Records

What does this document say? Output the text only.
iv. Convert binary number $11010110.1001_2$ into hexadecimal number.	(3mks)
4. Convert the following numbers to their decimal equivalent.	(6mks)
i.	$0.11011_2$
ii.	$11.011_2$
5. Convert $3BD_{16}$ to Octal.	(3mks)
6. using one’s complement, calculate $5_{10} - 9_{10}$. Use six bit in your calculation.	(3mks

[GIVEN EXERCISE]:
Hand back the material above in full, exactly as written.

[TASK ANSWER]:
What does this document say? Output the text only.
iv. Convert binary number $11010110.1001_2$ into hexadecimal number.	(3mks)
4. Convert the following numbers to their decimal equivalent.	(6mks)
i.	$0.11011_2$
ii.	$11.011_2$
5. Convert $3BD_{16}$ to Octal.	(3mks)
6. using one’s complement, calculate $5_{10} - 9_{10}$. Use six bit in your calculation.	(3mks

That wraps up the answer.